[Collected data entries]
---
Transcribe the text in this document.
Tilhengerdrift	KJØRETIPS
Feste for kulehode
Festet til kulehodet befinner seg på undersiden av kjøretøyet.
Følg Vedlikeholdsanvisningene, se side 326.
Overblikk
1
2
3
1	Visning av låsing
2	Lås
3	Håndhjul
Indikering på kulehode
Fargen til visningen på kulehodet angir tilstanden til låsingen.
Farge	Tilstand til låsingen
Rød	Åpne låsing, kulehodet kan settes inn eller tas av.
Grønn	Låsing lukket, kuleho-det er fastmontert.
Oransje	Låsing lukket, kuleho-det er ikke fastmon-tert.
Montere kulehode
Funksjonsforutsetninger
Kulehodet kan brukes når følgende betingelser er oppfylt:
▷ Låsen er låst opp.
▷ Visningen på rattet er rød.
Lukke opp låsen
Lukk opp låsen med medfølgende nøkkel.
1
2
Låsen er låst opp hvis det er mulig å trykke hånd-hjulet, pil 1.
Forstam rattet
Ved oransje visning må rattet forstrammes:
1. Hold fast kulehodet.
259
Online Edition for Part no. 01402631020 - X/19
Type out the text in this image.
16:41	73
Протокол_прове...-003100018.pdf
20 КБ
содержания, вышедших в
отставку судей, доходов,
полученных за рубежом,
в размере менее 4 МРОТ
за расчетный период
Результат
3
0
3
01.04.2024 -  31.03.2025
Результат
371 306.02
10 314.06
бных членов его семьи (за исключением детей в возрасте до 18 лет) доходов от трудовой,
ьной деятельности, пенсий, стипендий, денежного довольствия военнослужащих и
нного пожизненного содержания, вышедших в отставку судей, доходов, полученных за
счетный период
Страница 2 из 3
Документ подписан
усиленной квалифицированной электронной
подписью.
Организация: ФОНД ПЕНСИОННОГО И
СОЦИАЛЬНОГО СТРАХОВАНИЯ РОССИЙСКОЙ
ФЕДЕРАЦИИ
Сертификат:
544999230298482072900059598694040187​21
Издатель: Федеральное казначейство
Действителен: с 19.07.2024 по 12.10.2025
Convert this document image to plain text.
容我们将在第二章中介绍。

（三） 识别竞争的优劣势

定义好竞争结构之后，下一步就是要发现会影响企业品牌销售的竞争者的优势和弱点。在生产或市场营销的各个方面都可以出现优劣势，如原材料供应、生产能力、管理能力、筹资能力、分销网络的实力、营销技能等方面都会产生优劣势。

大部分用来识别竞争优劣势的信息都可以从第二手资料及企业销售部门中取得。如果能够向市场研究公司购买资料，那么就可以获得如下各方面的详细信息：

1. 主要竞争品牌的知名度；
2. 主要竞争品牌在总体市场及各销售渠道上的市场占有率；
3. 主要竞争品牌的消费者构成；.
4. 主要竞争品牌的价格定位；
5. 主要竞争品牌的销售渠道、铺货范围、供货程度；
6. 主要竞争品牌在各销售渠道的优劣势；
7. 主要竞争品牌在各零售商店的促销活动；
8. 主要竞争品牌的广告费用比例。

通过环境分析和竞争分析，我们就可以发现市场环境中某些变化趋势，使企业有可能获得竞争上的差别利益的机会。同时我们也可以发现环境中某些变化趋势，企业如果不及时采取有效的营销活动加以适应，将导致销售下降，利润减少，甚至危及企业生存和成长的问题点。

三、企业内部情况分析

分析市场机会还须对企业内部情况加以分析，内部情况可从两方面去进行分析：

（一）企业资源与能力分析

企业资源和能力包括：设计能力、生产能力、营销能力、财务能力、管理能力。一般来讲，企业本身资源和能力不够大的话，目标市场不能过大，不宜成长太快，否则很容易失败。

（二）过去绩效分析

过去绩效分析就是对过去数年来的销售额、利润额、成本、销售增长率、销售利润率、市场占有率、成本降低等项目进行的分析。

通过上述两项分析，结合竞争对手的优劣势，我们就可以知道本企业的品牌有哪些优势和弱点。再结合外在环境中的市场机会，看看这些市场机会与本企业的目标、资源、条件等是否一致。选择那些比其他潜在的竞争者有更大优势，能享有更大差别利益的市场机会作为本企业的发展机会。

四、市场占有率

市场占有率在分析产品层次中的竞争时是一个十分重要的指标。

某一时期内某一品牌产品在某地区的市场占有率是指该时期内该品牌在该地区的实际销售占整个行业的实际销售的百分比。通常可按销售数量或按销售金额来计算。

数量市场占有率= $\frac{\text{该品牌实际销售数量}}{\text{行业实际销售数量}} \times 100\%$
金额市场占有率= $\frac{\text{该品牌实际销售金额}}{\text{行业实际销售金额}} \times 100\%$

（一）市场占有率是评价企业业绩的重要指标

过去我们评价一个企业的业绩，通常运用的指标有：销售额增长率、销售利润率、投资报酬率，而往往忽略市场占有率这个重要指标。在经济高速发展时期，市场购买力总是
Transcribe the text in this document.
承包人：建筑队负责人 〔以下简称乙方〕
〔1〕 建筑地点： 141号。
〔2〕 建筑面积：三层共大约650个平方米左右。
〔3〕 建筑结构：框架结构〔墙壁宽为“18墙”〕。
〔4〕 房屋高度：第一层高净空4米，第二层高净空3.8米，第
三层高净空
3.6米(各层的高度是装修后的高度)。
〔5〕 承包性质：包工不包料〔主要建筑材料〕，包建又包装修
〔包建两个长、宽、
---
*TO DO*
Ascertain the number of lines in the entries that include the word "lukket", and report only that number.

*FINAL RESULT*
2